Once the pictures are set aside, transcribe the remaining data exactly.

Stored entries
-=-=-=-=-

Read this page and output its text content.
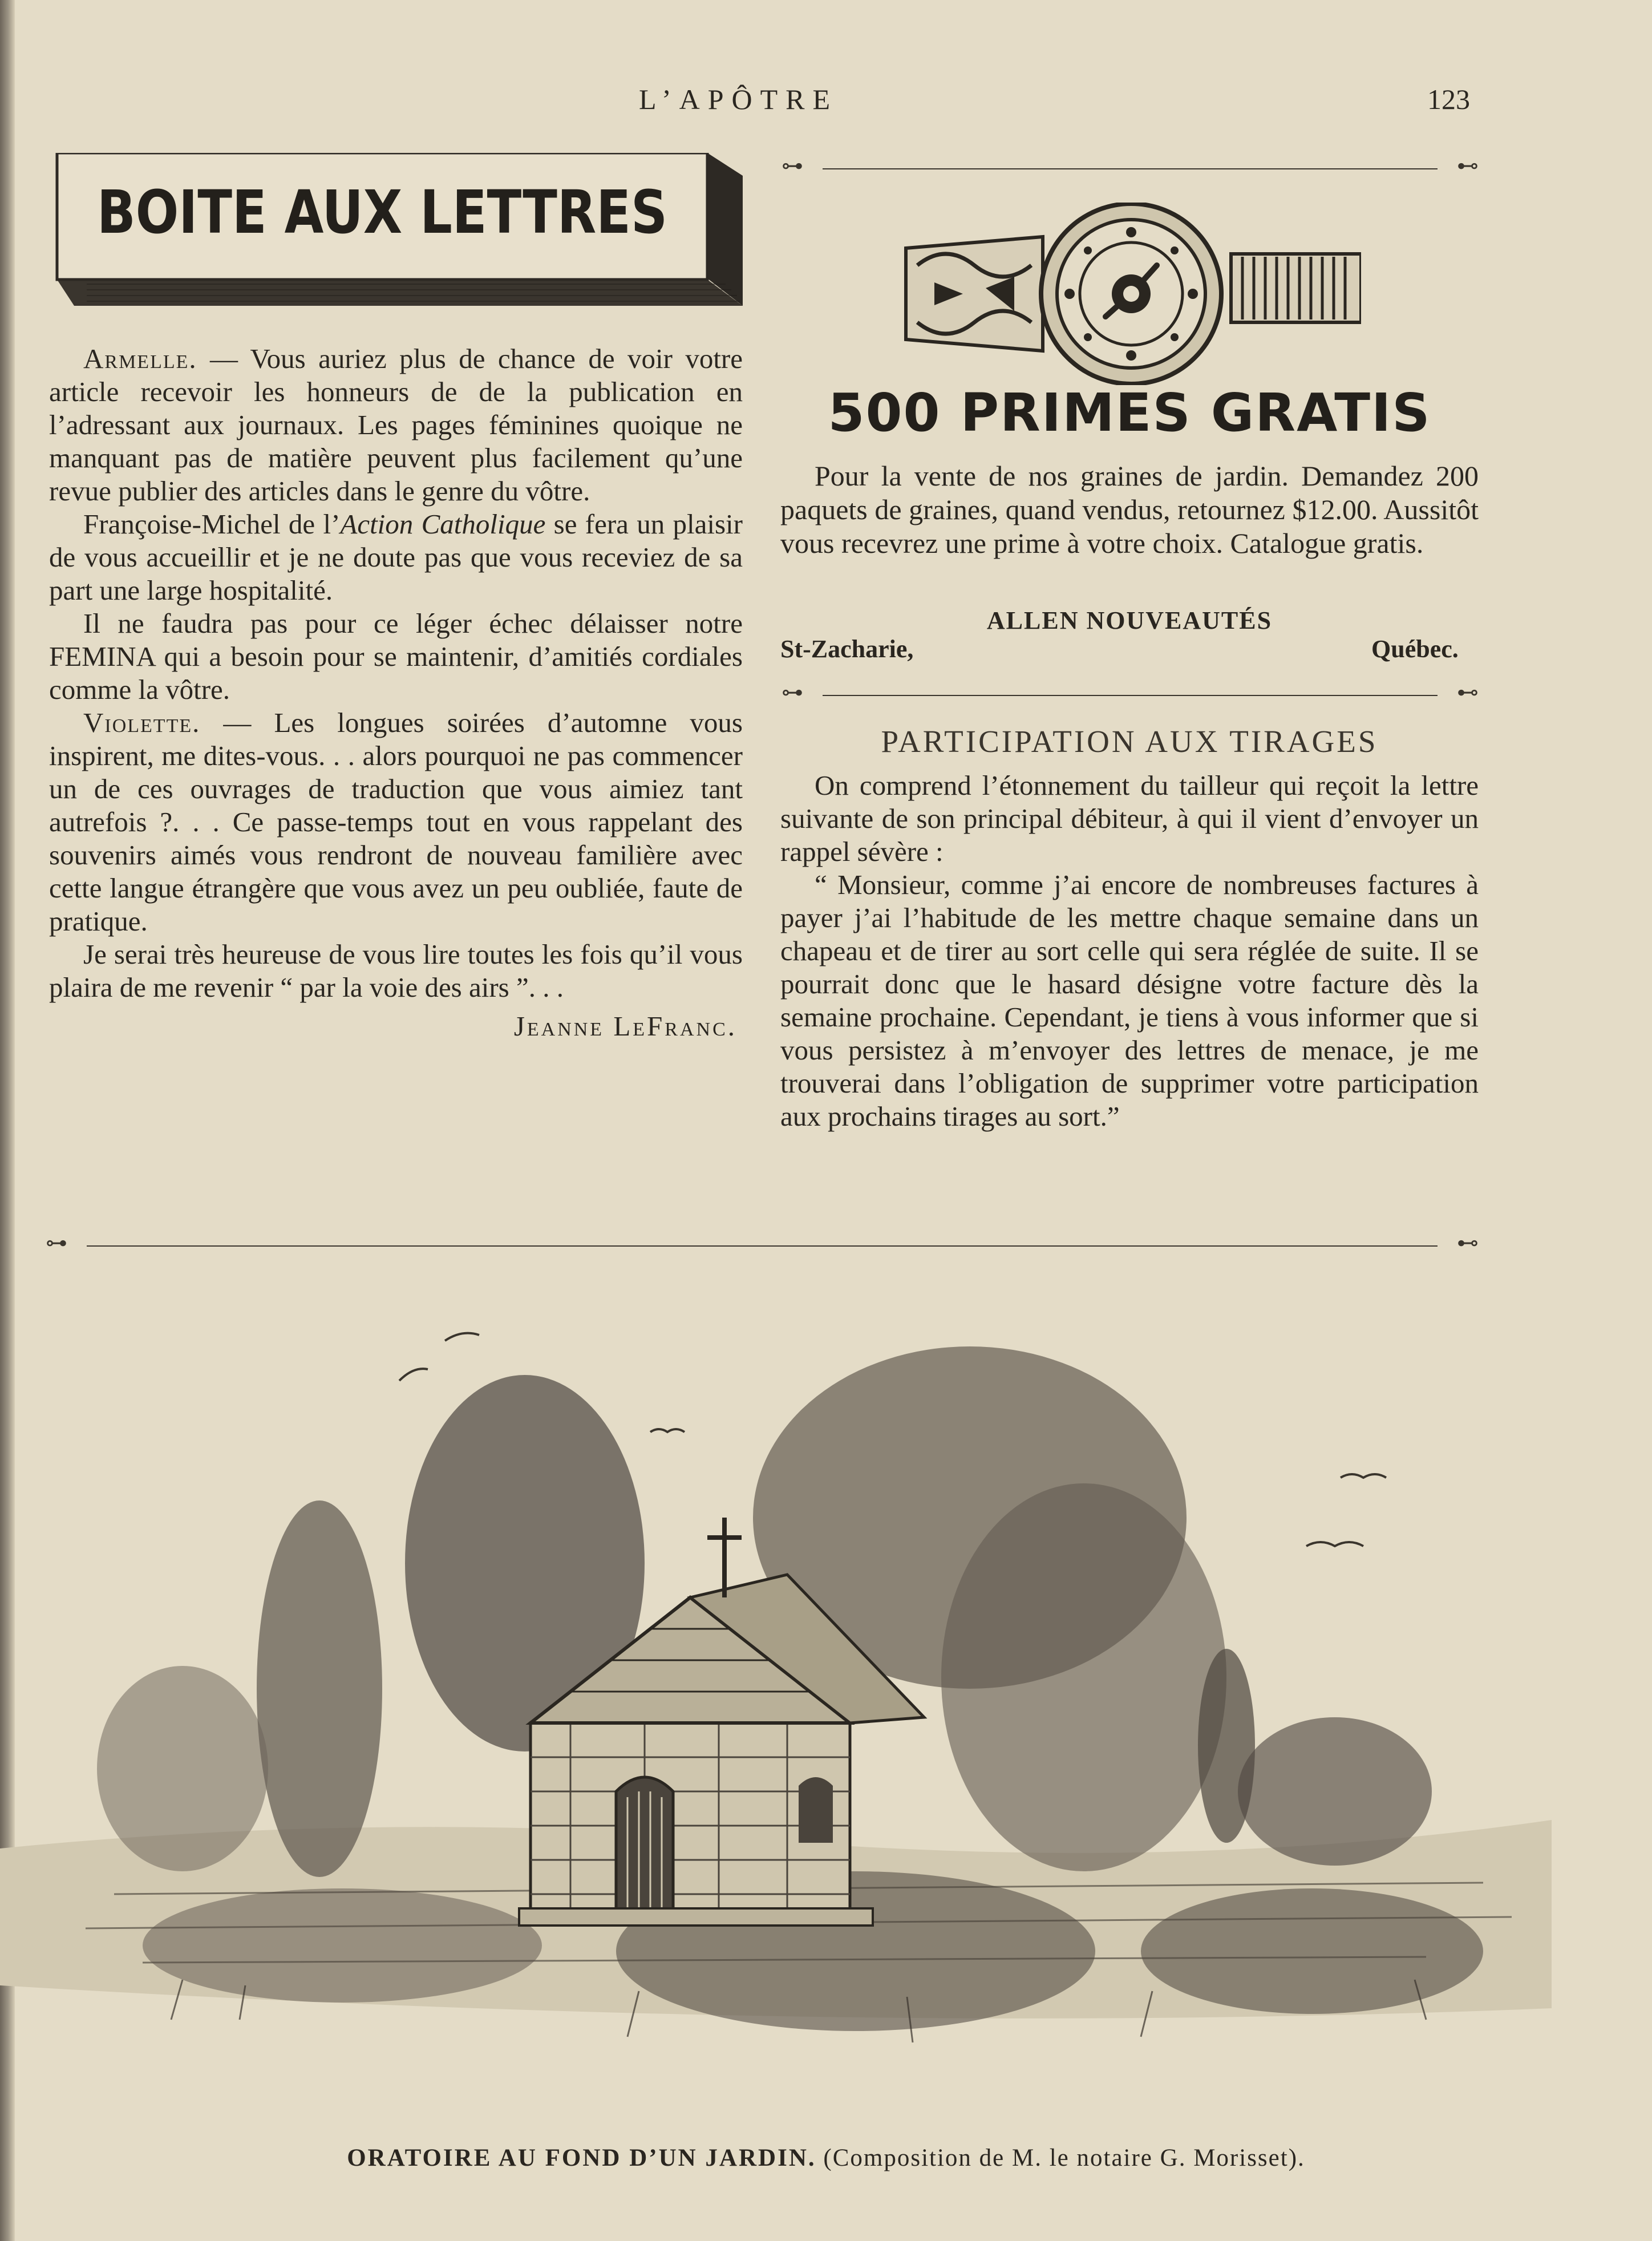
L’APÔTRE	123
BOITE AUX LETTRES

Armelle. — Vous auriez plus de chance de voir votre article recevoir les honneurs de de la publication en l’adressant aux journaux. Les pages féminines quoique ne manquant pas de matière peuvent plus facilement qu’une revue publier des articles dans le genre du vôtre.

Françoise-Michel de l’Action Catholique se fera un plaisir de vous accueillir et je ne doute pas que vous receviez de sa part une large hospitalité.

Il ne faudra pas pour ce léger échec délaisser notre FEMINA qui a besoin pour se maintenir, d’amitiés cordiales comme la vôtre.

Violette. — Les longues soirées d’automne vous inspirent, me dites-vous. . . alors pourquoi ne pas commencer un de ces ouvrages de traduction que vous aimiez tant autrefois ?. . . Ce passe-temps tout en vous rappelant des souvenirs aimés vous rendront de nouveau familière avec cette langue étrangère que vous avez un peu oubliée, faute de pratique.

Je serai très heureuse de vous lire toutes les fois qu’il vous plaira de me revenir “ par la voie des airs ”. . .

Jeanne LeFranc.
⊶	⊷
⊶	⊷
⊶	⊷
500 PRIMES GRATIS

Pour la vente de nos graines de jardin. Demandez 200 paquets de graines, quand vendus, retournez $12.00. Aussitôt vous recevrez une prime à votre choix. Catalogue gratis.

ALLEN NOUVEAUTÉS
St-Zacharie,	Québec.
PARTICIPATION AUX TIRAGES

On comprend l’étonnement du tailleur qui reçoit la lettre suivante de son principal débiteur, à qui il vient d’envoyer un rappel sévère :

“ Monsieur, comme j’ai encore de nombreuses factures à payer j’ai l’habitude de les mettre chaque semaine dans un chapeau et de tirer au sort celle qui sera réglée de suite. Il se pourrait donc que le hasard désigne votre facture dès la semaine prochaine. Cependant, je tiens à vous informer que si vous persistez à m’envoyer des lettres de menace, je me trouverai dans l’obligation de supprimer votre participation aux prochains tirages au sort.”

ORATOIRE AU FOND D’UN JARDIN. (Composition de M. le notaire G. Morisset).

-=-=-=-=-

## FULL OUTPUT
Read this page and output its text content.
L’APÔTRE	123
BOITE AUX LETTRES

Armelle. — Vous auriez plus de chance de voir votre article recevoir les honneurs de de la publication en l’adressant aux journaux. Les pages féminines quoique ne manquant pas de matière peuvent plus facilement qu’une revue publier des articles dans le genre du vôtre.

Françoise-Michel de l’Action Catholique se fera un plaisir de vous accueillir et je ne doute pas que vous receviez de sa part une large hospitalité.

Il ne faudra pas pour ce léger échec délaisser notre FEMINA qui a besoin pour se maintenir, d’amitiés cordiales comme la vôtre.

Violette. — Les longues soirées d’automne vous inspirent, me dites-vous. . . alors pourquoi ne pas commencer un de ces ouvrages de traduction que vous aimiez tant autrefois ?. . . Ce passe-temps tout en vous rappelant des souvenirs aimés vous rendront de nouveau familière avec cette langue étrangère que vous avez un peu oubliée, faute de pratique.

Je serai très heureuse de vous lire toutes les fois qu’il vous plaira de me revenir “ par la voie des airs ”. . .

Jeanne LeFranc.
⊶	⊷
⊶	⊷
⊶	⊷
500 PRIMES GRATIS

Pour la vente de nos graines de jardin. Demandez 200 paquets de graines, quand vendus, retournez $12.00. Aussitôt vous recevrez une prime à votre choix. Catalogue gratis.

ALLEN NOUVEAUTÉS
St-Zacharie,	Québec.
PARTICIPATION AUX TIRAGES

On comprend l’étonnement du tailleur qui reçoit la lettre suivante de son principal débiteur, à qui il vient d’envoyer un rappel sévère :

“ Monsieur, comme j’ai encore de nombreuses factures à payer j’ai l’habitude de les mettre chaque semaine dans un chapeau et de tirer au sort celle qui sera réglée de suite. Il se pourrait donc que le hasard désigne votre facture dès la semaine prochaine. Cependant, je tiens à vous informer que si vous persistez à m’envoyer des lettres de menace, je me trouverai dans l’obligation de supprimer votre participation aux prochains tirages au sort.”

ORATOIRE AU FOND D’UN JARDIN. (Composition de M. le notaire G. Morisset).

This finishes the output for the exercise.